----- Material supplied
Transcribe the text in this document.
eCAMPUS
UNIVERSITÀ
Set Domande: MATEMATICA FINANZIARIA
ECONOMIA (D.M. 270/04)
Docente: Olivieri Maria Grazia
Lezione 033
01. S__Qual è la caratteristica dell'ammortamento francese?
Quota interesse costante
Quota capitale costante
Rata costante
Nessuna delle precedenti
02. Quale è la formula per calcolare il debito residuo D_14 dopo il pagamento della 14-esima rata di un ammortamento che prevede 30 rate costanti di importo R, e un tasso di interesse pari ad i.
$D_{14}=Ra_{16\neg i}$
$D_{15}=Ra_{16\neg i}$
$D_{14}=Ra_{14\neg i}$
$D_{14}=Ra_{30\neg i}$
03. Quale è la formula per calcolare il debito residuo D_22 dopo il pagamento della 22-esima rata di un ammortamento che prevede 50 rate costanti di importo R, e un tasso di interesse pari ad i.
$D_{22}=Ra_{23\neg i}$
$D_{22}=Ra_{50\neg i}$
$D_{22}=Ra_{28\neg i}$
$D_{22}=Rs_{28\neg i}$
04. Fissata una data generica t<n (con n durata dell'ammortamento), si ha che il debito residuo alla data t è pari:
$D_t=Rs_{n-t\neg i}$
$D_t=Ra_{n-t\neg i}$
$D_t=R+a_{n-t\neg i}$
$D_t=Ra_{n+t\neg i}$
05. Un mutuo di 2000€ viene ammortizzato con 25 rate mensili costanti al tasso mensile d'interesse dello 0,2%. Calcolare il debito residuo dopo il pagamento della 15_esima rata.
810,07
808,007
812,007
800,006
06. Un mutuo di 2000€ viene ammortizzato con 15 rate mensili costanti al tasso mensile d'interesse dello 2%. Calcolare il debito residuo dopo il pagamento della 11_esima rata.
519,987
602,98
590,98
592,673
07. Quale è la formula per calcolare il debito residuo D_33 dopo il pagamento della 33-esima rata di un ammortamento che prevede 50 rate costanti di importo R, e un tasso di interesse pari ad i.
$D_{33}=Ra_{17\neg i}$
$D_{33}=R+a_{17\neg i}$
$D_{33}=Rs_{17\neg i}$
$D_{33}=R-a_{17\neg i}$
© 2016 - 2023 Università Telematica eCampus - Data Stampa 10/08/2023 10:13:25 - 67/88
----------
__Aim__.
Report how many lines contain "mensile". Give nothing but the number.

__Solution to the problem__.
2